What is expected ->
Update every row from the first one down to the row containing "740, 687, 741]" by changing "heatmap-image" to "heatmap-tile", leaving all else as it is.

Records ->

## Start

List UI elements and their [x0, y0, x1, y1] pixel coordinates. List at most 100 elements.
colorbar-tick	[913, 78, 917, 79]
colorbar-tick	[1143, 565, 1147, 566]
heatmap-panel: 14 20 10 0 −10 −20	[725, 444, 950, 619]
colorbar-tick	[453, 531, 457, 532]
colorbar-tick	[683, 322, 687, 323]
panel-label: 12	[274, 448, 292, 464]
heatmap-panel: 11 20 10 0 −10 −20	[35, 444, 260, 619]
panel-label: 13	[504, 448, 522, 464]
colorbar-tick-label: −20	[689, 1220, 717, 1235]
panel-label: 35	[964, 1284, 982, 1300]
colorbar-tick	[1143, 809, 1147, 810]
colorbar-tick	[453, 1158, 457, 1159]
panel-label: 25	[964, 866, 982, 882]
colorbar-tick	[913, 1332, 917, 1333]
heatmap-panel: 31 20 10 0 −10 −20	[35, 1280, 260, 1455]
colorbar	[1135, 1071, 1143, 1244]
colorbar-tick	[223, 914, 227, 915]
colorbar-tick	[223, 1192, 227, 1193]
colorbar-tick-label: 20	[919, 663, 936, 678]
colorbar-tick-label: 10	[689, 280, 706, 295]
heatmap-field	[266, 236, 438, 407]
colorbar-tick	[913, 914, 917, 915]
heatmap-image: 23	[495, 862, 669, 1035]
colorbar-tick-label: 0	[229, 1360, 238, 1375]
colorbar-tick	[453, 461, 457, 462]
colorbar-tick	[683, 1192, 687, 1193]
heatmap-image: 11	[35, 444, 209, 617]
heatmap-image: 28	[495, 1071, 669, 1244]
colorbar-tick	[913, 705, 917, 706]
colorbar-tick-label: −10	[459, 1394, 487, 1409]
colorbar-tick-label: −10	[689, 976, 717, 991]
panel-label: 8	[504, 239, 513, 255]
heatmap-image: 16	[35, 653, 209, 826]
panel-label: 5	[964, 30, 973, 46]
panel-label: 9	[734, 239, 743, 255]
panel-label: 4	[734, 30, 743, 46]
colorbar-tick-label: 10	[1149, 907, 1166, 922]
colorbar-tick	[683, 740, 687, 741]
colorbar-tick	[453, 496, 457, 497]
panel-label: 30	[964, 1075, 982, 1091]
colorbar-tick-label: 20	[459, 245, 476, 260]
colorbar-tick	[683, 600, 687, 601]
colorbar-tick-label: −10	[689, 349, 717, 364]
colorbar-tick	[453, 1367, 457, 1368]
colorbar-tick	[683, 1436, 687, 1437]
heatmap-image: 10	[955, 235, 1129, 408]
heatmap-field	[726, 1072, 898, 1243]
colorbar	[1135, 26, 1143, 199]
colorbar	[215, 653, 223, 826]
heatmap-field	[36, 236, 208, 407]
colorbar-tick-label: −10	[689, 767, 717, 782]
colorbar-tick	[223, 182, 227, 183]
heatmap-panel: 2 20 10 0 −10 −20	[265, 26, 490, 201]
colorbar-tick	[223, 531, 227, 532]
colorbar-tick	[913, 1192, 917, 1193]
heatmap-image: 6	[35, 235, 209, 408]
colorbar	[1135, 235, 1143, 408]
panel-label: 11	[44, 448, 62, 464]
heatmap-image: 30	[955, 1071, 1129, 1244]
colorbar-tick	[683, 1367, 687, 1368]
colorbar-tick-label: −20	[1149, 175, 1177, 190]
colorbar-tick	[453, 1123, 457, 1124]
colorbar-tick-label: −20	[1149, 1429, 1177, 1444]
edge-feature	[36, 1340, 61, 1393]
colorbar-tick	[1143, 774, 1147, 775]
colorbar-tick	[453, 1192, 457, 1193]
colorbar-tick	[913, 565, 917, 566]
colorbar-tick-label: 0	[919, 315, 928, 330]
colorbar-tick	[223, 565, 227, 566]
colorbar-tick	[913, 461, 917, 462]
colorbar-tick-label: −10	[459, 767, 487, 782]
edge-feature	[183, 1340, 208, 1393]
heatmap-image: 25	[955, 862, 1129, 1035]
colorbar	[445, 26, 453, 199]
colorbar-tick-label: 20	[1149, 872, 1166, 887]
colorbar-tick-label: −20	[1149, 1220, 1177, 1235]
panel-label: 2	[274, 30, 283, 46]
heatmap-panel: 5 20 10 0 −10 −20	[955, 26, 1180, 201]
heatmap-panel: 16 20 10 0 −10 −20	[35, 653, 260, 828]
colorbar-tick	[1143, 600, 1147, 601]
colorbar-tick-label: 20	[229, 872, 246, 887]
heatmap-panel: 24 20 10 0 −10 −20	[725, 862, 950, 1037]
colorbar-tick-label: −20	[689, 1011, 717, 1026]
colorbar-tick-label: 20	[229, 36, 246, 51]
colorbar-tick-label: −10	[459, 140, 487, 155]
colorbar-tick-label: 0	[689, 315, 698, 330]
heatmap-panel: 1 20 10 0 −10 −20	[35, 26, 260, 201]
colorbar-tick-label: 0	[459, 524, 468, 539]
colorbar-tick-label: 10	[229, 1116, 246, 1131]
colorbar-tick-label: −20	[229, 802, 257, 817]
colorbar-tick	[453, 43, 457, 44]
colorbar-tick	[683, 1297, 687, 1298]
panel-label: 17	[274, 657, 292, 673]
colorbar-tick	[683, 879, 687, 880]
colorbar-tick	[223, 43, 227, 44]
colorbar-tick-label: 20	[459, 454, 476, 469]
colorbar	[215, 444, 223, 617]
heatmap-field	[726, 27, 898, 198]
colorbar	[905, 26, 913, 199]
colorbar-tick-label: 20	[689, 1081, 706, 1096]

## End

The answer ->
List UI elements and their [x0, y0, x1, y1] pixel coordinates. List at most 100 elements.
colorbar-tick	[913, 78, 917, 79]
colorbar-tick	[1143, 565, 1147, 566]
heatmap-panel: 14 20 10 0 −10 −20	[725, 444, 950, 619]
colorbar-tick	[453, 531, 457, 532]
colorbar-tick	[683, 322, 687, 323]
panel-label: 12	[274, 448, 292, 464]
heatmap-panel: 11 20 10 0 −10 −20	[35, 444, 260, 619]
panel-label: 13	[504, 448, 522, 464]
colorbar-tick-label: −20	[689, 1220, 717, 1235]
panel-label: 35	[964, 1284, 982, 1300]
colorbar-tick	[1143, 809, 1147, 810]
colorbar-tick	[453, 1158, 457, 1159]
panel-label: 25	[964, 866, 982, 882]
colorbar-tick	[913, 1332, 917, 1333]
heatmap-panel: 31 20 10 0 −10 −20	[35, 1280, 260, 1455]
colorbar	[1135, 1071, 1143, 1244]
colorbar-tick	[223, 914, 227, 915]
colorbar-tick	[223, 1192, 227, 1193]
colorbar-tick-label: 20	[919, 663, 936, 678]
colorbar-tick-label: 10	[689, 280, 706, 295]
heatmap-field	[266, 236, 438, 407]
colorbar-tick	[913, 914, 917, 915]
heatmap-tile: 23	[495, 862, 669, 1035]
colorbar-tick-label: 0	[229, 1360, 238, 1375]
colorbar-tick	[453, 461, 457, 462]
colorbar-tick	[683, 1192, 687, 1193]
heatmap-tile: 11	[35, 444, 209, 617]
heatmap-tile: 28	[495, 1071, 669, 1244]
colorbar-tick	[913, 705, 917, 706]
colorbar-tick-label: −10	[459, 1394, 487, 1409]
colorbar-tick-label: −10	[689, 976, 717, 991]
panel-label: 8	[504, 239, 513, 255]
heatmap-tile: 16	[35, 653, 209, 826]
panel-label: 5	[964, 30, 973, 46]
panel-label: 9	[734, 239, 743, 255]
panel-label: 4	[734, 30, 743, 46]
colorbar-tick-label: 10	[1149, 907, 1166, 922]
colorbar-tick	[683, 740, 687, 741]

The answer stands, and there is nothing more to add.